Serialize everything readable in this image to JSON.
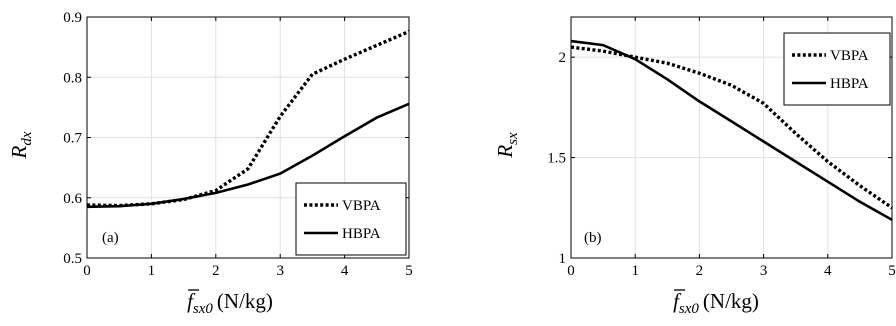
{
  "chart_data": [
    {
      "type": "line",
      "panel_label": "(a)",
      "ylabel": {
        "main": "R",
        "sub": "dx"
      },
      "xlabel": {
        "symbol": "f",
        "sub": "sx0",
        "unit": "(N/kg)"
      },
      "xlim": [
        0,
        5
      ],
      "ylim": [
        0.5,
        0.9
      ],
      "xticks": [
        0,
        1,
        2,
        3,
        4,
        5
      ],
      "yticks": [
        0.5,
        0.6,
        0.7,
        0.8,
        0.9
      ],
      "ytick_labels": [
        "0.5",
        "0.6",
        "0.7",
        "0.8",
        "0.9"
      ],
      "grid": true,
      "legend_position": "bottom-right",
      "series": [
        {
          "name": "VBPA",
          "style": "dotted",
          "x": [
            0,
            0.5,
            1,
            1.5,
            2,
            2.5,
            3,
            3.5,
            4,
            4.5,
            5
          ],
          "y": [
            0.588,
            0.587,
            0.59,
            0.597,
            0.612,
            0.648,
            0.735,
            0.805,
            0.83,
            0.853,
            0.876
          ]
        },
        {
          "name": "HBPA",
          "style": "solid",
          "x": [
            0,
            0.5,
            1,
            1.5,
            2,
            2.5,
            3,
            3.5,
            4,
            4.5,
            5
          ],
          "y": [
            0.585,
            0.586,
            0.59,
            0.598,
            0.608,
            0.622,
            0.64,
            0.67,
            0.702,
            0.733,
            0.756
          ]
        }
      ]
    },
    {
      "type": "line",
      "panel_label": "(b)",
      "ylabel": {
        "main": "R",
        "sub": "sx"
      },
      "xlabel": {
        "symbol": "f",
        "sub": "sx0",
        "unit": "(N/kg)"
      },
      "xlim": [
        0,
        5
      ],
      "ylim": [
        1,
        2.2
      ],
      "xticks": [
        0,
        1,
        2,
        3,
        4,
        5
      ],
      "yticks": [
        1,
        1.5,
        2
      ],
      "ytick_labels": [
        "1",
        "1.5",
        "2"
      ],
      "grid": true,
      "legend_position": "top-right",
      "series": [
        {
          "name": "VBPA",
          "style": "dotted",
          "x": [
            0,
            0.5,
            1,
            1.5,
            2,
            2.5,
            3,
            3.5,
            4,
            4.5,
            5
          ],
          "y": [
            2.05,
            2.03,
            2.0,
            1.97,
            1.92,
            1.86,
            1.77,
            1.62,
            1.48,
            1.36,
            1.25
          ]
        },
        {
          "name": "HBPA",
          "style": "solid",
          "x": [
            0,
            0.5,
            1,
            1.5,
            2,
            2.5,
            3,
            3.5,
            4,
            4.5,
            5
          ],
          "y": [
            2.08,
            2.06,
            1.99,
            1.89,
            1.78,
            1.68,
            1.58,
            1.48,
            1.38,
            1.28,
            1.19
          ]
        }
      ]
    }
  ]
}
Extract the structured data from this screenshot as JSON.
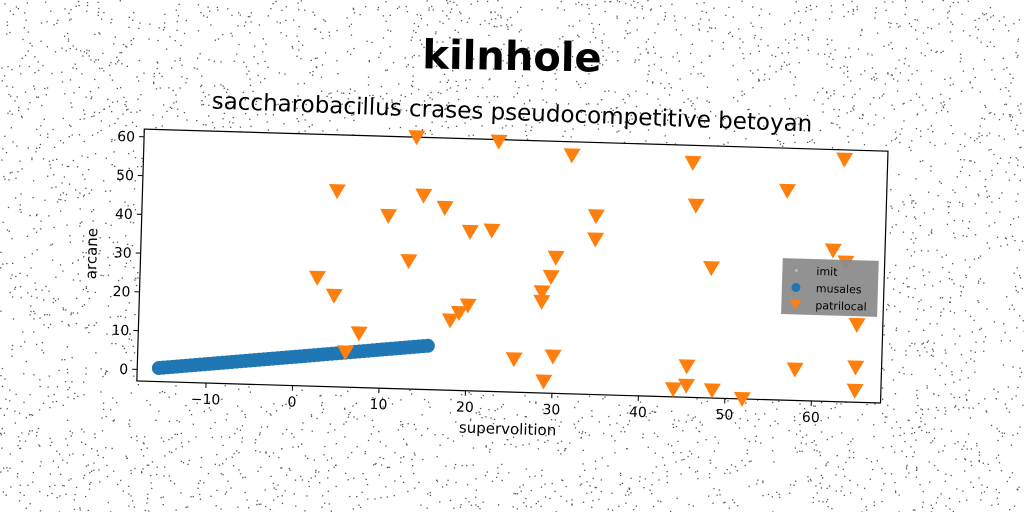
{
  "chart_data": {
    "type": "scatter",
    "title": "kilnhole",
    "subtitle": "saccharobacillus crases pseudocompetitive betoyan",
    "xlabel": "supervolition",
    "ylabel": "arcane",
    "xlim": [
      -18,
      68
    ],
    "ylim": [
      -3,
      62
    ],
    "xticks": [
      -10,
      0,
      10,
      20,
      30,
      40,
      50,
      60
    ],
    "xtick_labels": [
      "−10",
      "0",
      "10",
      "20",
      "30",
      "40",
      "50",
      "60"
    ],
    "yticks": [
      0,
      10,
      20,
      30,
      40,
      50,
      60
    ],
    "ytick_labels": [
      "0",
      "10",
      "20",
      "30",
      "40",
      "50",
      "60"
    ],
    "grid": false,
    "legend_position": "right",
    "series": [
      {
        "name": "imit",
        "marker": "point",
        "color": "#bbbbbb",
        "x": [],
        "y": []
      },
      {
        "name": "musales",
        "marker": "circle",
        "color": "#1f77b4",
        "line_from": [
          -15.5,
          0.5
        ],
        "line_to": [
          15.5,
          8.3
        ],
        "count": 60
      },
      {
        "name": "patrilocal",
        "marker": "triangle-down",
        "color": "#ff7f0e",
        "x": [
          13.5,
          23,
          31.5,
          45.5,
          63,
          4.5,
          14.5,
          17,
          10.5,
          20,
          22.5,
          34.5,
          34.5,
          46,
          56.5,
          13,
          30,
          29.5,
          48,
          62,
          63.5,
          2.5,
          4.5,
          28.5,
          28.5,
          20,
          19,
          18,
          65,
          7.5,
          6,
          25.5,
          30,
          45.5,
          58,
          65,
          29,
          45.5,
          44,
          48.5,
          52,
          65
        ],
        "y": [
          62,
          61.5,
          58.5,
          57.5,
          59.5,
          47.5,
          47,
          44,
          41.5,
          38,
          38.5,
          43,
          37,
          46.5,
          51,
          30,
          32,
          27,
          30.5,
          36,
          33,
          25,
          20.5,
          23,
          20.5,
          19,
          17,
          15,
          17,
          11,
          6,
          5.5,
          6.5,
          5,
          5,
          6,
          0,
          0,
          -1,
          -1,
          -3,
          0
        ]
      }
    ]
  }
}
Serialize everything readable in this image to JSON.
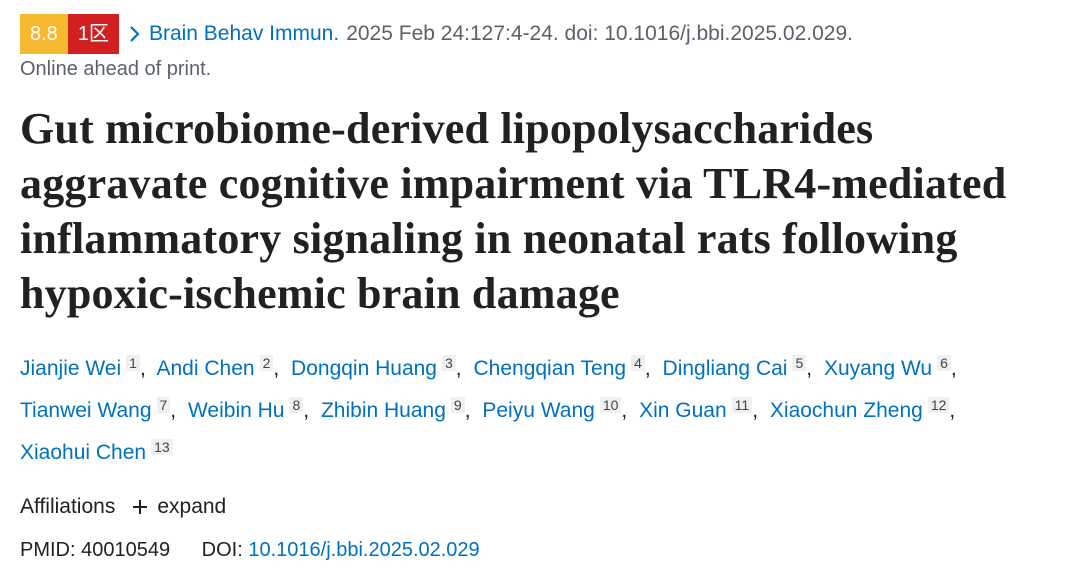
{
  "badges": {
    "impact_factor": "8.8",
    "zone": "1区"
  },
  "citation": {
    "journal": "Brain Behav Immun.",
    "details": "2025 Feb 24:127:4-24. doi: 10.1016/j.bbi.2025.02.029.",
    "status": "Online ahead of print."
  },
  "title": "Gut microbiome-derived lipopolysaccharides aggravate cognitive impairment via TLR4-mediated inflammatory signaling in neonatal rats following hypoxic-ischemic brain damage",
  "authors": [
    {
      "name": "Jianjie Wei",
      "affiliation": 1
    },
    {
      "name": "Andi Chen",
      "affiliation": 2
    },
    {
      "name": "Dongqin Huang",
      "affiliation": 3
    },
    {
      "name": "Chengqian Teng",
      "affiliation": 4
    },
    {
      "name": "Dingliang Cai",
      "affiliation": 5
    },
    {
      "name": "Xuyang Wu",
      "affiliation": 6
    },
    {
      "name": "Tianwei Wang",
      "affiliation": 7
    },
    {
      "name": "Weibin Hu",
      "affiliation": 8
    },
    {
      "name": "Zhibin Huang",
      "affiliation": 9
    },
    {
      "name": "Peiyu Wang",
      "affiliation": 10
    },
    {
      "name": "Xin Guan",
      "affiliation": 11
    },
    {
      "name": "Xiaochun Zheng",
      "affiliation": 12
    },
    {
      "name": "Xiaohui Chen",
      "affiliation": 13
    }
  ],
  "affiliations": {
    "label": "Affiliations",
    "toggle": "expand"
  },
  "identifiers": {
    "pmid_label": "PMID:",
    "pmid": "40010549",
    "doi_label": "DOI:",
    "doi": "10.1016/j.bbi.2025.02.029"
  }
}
====================
■ **THE TASK**
Copy the material above in full and exactly, skipping pictures.

■ **RESPONSE TO THIS EXERCISE**
Serialize everything readable in this image to JSON.
{
  "chart_data": [
    {
      "type": "line",
      "panel_label": "(a)",
      "ylabel": {
        "main": "R",
        "sub": "dx"
      },
      "xlabel": {
        "symbol": "f",
        "sub": "sx0",
        "unit": "(N/kg)"
      },
      "xlim": [
        0,
        5
      ],
      "ylim": [
        0.5,
        0.9
      ],
      "xticks": [
        0,
        1,
        2,
        3,
        4,
        5
      ],
      "yticks": [
        0.5,
        0.6,
        0.7,
        0.8,
        0.9
      ],
      "ytick_labels": [
        "0.5",
        "0.6",
        "0.7",
        "0.8",
        "0.9"
      ],
      "grid": true,
      "legend_position": "bottom-right",
      "series": [
        {
          "name": "VBPA",
          "style": "dotted",
          "x": [
            0,
            0.5,
            1,
            1.5,
            2,
            2.5,
            3,
            3.5,
            4,
            4.5,
            5
          ],
          "y": [
            0.588,
            0.587,
            0.59,
            0.597,
            0.612,
            0.648,
            0.735,
            0.805,
            0.83,
            0.853,
            0.876
          ]
        },
        {
          "name": "HBPA",
          "style": "solid",
          "x": [
            0,
            0.5,
            1,
            1.5,
            2,
            2.5,
            3,
            3.5,
            4,
            4.5,
            5
          ],
          "y": [
            0.585,
            0.586,
            0.59,
            0.598,
            0.608,
            0.622,
            0.64,
            0.67,
            0.702,
            0.733,
            0.756
          ]
        }
      ]
    },
    {
      "type": "line",
      "panel_label": "(b)",
      "ylabel": {
        "main": "R",
        "sub": "sx"
      },
      "xlabel": {
        "symbol": "f",
        "sub": "sx0",
        "unit": "(N/kg)"
      },
      "xlim": [
        0,
        5
      ],
      "ylim": [
        1,
        2.2
      ],
      "xticks": [
        0,
        1,
        2,
        3,
        4,
        5
      ],
      "yticks": [
        1,
        1.5,
        2
      ],
      "ytick_labels": [
        "1",
        "1.5",
        "2"
      ],
      "grid": true,
      "legend_position": "top-right",
      "series": [
        {
          "name": "VBPA",
          "style": "dotted",
          "x": [
            0,
            0.5,
            1,
            1.5,
            2,
            2.5,
            3,
            3.5,
            4,
            4.5,
            5
          ],
          "y": [
            2.05,
            2.03,
            2.0,
            1.97,
            1.92,
            1.86,
            1.77,
            1.62,
            1.48,
            1.36,
            1.25
          ]
        },
        {
          "name": "HBPA",
          "style": "solid",
          "x": [
            0,
            0.5,
            1,
            1.5,
            2,
            2.5,
            3,
            3.5,
            4,
            4.5,
            5
          ],
          "y": [
            2.08,
            2.06,
            1.99,
            1.89,
            1.78,
            1.68,
            1.58,
            1.48,
            1.38,
            1.28,
            1.19
          ]
        }
      ]
    }
  ]
}
Extract the structured data from this screenshot as JSON.
{
  "chart_data": {
    "type": "scatter",
    "title": "kilnhole",
    "subtitle": "saccharobacillus crases pseudocompetitive betoyan",
    "xlabel": "supervolition",
    "ylabel": "arcane",
    "xlim": [
      -18,
      68
    ],
    "ylim": [
      -3,
      62
    ],
    "xticks": [
      -10,
      0,
      10,
      20,
      30,
      40,
      50,
      60
    ],
    "xtick_labels": [
      "−10",
      "0",
      "10",
      "20",
      "30",
      "40",
      "50",
      "60"
    ],
    "yticks": [
      0,
      10,
      20,
      30,
      40,
      50,
      60
    ],
    "ytick_labels": [
      "0",
      "10",
      "20",
      "30",
      "40",
      "50",
      "60"
    ],
    "grid": false,
    "legend_position": "right",
    "series": [
      {
        "name": "imit",
        "marker": "point",
        "color": "#bbbbbb",
        "x": [],
        "y": []
      },
      {
        "name": "musales",
        "marker": "circle",
        "color": "#1f77b4",
        "line_from": [
          -15.5,
          0.5
        ],
        "line_to": [
          15.5,
          8.3
        ],
        "count": 60
      },
      {
        "name": "patrilocal",
        "marker": "triangle-down",
        "color": "#ff7f0e",
        "x": [
          13.5,
          23,
          31.5,
          45.5,
          63,
          4.5,
          14.5,
          17,
          10.5,
          20,
          22.5,
          34.5,
          34.5,
          46,
          56.5,
          13,
          30,
          29.5,
          48,
          62,
          63.5,
          2.5,
          4.5,
          28.5,
          28.5,
          20,
          19,
          18,
          65,
          7.5,
          6,
          25.5,
          30,
          45.5,
          58,
          65,
          29,
          45.5,
          44,
          48.5,
          52,
          65
        ],
        "y": [
          62,
          61.5,
          58.5,
          57.5,
          59.5,
          47.5,
          47,
          44,
          41.5,
          38,
          38.5,
          43,
          37,
          46.5,
          51,
          30,
          32,
          27,
          30.5,
          36,
          33,
          25,
          20.5,
          23,
          20.5,
          19,
          17,
          15,
          17,
          11,
          6,
          5.5,
          6.5,
          5,
          5,
          6,
          0,
          0,
          -1,
          -1,
          -3,
          0
        ]
      }
    ]
  }
}
Serialize everything readable in this image to JSON.
{
  "badges": {
    "impact_factor": "8.8",
    "zone": "1区"
  },
  "citation": {
    "journal": "Brain Behav Immun.",
    "details": "2025 Feb 24:127:4-24. doi: 10.1016/j.bbi.2025.02.029.",
    "status": "Online ahead of print."
  },
  "title": "Gut microbiome-derived lipopolysaccharides aggravate cognitive impairment via TLR4-mediated inflammatory signaling in neonatal rats following hypoxic-ischemic brain damage",
  "authors": [
    {
      "name": "Jianjie Wei",
      "affiliation": 1
    },
    {
      "name": "Andi Chen",
      "affiliation": 2
    },
    {
      "name": "Dongqin Huang",
      "affiliation": 3
    },
    {
      "name": "Chengqian Teng",
      "affiliation": 4
    },
    {
      "name": "Dingliang Cai",
      "affiliation": 5
    },
    {
      "name": "Xuyang Wu",
      "affiliation": 6
    },
    {
      "name": "Tianwei Wang",
      "affiliation": 7
    },
    {
      "name": "Weibin Hu",
      "affiliation": 8
    },
    {
      "name": "Zhibin Huang",
      "affiliation": 9
    },
    {
      "name": "Peiyu Wang",
      "affiliation": 10
    },
    {
      "name": "Xin Guan",
      "affiliation": 11
    },
    {
      "name": "Xiaochun Zheng",
      "affiliation": 12
    },
    {
      "name": "Xiaohui Chen",
      "affiliation": 13
    }
  ],
  "affiliations": {
    "label": "Affiliations",
    "toggle": "expand"
  },
  "identifiers": {
    "pmid_label": "PMID:",
    "pmid": "40010549",
    "doi_label": "DOI:",
    "doi": "10.1016/j.bbi.2025.02.029"
  }
}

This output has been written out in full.